**Exercise description:** From the records below, copy every line that contains the word "Fairly".

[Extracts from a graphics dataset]
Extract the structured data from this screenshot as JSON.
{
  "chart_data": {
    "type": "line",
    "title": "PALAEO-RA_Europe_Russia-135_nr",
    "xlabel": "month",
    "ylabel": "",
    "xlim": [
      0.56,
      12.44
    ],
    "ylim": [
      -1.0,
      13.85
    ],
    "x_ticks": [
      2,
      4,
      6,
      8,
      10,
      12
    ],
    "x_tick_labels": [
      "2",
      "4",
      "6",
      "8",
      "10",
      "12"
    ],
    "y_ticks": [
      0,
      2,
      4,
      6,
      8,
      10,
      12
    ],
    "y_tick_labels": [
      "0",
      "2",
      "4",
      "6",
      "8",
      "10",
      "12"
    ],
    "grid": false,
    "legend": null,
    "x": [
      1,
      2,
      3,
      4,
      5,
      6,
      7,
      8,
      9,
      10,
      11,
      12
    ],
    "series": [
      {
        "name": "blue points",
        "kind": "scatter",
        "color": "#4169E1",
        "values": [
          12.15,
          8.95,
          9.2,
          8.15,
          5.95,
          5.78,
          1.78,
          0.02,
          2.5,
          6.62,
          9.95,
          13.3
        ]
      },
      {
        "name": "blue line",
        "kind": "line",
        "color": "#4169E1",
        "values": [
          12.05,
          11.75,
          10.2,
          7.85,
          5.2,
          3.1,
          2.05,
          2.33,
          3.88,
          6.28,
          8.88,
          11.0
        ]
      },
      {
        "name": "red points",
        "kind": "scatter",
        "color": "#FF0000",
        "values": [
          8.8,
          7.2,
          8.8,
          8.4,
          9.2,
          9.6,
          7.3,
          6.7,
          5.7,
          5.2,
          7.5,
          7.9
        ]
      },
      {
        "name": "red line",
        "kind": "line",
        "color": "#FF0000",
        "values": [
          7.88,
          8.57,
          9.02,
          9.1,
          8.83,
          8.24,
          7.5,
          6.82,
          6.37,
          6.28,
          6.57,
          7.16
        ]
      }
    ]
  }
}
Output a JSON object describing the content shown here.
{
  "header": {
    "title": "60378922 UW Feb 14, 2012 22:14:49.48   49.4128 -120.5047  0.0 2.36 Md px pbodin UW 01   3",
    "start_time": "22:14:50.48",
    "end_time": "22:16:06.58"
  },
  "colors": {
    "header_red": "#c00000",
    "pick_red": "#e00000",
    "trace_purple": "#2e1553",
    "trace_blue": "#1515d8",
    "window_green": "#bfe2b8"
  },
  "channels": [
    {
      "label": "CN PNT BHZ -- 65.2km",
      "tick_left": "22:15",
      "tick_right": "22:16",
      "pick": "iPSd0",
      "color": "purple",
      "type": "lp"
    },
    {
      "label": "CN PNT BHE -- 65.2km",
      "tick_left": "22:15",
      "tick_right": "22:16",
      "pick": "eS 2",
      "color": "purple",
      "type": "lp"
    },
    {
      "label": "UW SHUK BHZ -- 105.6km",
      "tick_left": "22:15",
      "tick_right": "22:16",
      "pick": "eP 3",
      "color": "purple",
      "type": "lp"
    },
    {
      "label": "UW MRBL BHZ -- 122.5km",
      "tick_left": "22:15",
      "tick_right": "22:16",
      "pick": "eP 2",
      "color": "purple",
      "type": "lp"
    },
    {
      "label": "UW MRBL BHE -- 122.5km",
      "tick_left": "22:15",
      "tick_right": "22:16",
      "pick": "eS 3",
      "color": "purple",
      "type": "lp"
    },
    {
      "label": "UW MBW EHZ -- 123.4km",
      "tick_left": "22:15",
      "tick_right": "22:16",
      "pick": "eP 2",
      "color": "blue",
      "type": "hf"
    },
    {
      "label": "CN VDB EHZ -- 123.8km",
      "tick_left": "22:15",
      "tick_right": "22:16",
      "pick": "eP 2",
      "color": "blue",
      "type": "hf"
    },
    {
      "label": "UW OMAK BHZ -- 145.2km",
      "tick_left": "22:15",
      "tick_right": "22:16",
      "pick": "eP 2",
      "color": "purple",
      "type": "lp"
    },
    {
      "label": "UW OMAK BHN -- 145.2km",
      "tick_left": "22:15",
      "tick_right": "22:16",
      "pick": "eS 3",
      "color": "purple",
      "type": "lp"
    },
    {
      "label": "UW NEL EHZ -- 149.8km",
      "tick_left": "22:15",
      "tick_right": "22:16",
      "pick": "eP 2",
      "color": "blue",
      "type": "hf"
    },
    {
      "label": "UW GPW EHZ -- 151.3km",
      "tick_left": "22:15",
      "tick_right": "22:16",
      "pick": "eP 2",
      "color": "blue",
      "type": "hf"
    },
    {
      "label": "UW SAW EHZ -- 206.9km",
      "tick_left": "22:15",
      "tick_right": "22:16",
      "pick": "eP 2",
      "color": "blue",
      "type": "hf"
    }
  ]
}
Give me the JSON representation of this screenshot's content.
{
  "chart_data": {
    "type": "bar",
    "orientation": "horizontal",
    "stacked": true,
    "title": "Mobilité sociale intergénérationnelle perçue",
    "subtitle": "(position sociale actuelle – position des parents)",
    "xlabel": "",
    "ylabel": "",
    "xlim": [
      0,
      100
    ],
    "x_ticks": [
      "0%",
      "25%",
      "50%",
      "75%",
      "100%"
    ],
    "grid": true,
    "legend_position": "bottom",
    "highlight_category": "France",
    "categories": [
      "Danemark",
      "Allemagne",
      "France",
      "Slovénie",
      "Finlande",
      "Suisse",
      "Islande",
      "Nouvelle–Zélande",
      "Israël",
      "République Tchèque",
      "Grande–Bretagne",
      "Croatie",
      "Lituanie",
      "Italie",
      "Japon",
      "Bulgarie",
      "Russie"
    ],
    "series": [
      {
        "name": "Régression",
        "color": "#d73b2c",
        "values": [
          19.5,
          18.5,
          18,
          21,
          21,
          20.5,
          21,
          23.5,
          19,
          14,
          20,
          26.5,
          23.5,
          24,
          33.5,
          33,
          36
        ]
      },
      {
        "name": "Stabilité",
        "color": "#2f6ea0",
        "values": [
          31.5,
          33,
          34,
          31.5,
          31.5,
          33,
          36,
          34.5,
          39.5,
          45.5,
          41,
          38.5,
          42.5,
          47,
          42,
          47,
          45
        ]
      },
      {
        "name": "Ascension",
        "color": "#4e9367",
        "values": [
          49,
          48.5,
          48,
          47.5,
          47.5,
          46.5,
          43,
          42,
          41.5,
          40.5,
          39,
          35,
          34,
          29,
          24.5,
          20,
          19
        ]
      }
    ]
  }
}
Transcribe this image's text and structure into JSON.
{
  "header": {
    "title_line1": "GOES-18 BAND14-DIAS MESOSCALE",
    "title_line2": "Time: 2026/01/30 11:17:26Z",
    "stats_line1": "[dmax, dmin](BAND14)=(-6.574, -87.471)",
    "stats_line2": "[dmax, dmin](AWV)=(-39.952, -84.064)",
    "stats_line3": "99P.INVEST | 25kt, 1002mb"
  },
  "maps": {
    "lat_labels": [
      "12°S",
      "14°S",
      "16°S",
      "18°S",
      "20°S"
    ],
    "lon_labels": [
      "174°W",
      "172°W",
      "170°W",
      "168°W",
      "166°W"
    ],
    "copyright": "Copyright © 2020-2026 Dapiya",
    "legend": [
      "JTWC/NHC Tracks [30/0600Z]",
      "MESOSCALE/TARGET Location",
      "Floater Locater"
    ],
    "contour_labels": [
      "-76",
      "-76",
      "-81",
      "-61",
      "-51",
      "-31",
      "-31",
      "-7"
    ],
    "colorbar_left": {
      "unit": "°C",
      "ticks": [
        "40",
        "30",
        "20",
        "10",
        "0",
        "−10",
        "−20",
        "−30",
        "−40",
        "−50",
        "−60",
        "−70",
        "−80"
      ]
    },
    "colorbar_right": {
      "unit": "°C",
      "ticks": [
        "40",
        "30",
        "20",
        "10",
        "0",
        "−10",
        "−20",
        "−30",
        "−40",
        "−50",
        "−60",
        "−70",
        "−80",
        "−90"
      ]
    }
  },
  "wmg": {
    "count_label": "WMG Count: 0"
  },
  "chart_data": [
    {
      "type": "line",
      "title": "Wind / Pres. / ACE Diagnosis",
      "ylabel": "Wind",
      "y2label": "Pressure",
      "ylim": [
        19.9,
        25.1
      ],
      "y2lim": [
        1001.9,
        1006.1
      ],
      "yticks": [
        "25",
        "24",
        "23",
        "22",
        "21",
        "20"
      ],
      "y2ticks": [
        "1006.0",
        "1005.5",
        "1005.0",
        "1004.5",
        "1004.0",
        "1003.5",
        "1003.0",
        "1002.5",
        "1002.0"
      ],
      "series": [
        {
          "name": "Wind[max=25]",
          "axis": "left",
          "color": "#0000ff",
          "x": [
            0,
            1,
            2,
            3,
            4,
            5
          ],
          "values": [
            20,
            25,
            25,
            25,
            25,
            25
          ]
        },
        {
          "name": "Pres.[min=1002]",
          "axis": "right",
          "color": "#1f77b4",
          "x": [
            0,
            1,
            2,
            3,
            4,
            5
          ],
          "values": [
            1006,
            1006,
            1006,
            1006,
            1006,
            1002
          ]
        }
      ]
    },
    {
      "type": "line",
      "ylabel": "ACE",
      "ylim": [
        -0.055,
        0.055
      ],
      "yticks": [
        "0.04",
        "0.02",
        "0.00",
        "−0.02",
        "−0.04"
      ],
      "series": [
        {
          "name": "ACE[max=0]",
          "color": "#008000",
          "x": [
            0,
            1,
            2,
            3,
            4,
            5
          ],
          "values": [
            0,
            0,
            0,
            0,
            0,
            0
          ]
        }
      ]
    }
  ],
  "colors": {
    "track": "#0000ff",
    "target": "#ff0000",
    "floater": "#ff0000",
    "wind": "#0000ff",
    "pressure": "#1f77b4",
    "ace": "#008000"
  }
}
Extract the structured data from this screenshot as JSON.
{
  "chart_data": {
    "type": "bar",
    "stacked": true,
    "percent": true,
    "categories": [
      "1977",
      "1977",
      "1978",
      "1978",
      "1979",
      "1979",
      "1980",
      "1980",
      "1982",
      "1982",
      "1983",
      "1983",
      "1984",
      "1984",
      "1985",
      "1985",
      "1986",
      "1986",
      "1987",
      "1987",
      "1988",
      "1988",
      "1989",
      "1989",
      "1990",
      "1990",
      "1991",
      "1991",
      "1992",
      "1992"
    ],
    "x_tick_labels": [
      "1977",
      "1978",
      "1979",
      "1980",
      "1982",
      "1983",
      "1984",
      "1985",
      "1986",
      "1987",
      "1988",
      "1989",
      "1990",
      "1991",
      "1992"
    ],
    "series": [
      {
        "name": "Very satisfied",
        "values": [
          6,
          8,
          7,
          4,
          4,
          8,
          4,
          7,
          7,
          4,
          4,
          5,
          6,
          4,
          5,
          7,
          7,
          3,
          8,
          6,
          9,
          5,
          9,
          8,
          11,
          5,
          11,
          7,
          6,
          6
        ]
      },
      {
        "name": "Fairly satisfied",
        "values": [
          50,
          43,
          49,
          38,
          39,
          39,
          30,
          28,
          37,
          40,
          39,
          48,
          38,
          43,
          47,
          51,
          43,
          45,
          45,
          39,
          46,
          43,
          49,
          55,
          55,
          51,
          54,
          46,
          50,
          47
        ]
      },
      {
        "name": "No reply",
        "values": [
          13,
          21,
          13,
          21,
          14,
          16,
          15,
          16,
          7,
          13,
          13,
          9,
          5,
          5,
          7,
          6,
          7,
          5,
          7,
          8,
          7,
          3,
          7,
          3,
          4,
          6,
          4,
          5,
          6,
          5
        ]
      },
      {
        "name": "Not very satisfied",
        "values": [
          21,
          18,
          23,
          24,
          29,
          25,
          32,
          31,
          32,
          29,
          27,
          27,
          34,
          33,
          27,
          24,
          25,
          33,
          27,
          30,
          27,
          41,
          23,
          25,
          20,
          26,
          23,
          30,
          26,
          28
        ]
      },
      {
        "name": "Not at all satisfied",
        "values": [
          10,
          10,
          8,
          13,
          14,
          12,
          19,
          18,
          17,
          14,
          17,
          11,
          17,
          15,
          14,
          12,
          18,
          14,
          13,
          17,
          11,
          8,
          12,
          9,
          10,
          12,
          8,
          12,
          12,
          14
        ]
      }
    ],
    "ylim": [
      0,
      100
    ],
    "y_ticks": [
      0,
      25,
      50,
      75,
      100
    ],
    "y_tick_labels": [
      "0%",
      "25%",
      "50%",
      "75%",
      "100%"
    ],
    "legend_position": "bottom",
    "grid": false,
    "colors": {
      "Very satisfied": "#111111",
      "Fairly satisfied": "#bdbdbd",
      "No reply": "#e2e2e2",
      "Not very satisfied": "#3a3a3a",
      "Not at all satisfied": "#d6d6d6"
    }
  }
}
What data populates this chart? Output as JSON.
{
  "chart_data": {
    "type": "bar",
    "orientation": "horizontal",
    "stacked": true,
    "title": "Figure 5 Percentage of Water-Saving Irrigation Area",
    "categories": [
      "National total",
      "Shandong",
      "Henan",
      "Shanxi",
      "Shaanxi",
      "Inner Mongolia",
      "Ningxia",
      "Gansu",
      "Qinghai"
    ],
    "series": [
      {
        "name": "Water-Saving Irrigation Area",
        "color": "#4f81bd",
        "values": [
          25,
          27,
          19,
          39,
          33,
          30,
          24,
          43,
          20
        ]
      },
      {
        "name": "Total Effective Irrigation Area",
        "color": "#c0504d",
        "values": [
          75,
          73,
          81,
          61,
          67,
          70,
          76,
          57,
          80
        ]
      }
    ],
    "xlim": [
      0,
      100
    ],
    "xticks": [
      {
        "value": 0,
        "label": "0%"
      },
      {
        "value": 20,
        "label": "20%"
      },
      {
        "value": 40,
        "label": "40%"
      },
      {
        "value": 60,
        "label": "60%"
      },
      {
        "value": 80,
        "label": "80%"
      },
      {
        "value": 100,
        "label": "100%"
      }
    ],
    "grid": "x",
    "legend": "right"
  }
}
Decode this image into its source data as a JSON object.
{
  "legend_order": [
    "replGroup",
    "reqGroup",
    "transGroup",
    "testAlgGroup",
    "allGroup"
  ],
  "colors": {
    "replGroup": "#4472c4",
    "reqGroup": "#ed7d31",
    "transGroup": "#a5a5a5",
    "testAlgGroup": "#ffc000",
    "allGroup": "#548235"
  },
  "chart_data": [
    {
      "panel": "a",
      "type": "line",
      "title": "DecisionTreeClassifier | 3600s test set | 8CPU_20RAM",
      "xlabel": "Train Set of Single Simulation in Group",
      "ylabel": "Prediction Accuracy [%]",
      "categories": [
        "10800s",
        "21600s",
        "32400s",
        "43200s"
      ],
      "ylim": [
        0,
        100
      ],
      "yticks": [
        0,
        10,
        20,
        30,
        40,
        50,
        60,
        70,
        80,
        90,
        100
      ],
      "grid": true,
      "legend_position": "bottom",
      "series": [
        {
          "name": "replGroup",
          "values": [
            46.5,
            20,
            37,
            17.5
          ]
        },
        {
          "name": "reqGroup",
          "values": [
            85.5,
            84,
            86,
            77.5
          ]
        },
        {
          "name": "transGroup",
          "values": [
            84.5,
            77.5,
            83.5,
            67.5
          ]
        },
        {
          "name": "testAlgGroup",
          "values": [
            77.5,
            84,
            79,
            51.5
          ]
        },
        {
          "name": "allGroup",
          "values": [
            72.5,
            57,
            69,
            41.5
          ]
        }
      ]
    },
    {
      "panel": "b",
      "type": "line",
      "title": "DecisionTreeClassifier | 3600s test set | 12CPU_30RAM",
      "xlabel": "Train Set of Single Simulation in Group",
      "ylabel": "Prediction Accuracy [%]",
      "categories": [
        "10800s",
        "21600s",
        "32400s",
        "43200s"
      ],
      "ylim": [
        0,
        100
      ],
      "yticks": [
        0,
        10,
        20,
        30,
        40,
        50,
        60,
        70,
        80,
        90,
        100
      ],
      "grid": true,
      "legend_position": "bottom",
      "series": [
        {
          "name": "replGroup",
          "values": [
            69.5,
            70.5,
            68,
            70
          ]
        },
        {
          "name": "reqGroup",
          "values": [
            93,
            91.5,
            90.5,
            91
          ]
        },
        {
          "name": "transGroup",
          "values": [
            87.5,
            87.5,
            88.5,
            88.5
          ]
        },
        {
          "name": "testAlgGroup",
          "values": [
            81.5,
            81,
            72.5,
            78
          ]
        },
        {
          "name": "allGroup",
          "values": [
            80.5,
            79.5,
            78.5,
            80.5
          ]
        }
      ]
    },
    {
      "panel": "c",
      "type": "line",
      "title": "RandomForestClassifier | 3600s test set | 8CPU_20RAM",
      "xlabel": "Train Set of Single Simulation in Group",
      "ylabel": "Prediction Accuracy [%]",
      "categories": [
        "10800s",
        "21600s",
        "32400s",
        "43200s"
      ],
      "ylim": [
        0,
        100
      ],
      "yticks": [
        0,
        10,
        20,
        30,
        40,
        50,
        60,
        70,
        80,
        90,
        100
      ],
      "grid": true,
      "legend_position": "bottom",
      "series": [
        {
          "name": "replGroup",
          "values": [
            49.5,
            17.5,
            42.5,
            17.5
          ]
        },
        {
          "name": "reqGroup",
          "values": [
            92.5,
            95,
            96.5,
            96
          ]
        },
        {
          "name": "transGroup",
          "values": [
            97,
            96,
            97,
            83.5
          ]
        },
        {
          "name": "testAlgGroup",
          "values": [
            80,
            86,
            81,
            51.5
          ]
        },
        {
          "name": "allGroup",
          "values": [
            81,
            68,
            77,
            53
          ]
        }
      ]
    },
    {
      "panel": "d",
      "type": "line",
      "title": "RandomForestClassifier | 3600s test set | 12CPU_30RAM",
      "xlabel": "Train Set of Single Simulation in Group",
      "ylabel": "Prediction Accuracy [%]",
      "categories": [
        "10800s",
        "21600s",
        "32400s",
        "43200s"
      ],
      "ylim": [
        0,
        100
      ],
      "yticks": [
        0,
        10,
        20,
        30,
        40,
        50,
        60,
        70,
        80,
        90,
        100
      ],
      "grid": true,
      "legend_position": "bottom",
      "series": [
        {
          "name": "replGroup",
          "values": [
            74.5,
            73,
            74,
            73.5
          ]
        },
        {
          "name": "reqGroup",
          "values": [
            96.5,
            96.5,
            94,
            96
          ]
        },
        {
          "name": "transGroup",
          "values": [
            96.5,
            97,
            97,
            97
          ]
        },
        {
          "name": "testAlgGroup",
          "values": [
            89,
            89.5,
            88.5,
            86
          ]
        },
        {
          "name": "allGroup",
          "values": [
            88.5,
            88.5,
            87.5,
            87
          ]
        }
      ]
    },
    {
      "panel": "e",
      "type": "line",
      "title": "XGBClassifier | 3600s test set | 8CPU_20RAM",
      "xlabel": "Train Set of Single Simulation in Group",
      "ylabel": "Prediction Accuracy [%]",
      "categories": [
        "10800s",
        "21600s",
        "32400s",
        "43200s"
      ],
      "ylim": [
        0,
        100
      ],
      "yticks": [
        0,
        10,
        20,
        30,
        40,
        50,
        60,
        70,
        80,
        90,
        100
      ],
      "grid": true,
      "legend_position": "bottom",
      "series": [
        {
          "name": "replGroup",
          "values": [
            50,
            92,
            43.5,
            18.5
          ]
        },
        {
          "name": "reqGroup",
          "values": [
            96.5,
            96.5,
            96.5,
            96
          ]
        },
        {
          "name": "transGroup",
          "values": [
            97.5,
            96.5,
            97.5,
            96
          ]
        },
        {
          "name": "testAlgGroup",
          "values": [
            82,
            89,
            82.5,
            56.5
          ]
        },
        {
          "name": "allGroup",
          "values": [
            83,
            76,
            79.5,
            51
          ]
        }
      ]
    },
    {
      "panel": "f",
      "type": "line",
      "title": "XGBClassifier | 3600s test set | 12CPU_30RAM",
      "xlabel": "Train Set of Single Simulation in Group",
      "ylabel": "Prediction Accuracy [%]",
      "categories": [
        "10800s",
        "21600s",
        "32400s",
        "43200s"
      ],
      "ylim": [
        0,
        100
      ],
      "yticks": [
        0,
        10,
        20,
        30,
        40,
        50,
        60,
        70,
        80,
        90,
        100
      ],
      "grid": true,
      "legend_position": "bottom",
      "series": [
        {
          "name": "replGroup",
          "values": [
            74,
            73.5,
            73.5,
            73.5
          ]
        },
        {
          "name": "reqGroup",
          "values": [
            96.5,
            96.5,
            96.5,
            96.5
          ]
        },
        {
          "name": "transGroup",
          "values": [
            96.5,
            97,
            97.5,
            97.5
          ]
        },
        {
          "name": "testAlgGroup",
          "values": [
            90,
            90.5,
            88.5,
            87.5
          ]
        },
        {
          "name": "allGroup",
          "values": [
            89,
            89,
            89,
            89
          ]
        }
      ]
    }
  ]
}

**Expected answer:**
        "name": "Fairly satisfied",
      "Fairly satisfied": "#bdbdbd",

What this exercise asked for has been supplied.